WHAT THE TASK ASKS.
From the entries below, gather every line containing the string "Default".
--- Begin MATERIAL FOR THIS EXERCISE ---
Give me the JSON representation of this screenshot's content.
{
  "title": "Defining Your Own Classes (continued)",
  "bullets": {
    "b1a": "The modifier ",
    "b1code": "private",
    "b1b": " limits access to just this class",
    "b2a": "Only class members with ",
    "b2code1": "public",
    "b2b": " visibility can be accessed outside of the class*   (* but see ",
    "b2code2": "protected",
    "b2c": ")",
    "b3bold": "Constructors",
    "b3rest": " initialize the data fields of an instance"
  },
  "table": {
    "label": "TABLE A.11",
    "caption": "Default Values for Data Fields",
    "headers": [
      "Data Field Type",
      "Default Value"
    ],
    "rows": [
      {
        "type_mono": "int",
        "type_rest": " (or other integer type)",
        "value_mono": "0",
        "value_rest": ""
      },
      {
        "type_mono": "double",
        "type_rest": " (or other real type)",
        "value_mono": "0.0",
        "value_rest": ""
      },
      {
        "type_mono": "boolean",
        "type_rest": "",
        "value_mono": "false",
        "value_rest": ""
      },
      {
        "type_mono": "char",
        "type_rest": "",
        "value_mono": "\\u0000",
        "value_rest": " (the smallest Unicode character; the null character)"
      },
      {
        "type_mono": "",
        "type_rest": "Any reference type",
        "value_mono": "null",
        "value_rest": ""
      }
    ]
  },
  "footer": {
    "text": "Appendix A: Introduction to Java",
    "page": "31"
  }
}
--- End MATERIAL FOR THIS EXERCISE ---
EXERCISE ANSWER.
    "caption": "Default Values for Data Fields",
      "Default Value"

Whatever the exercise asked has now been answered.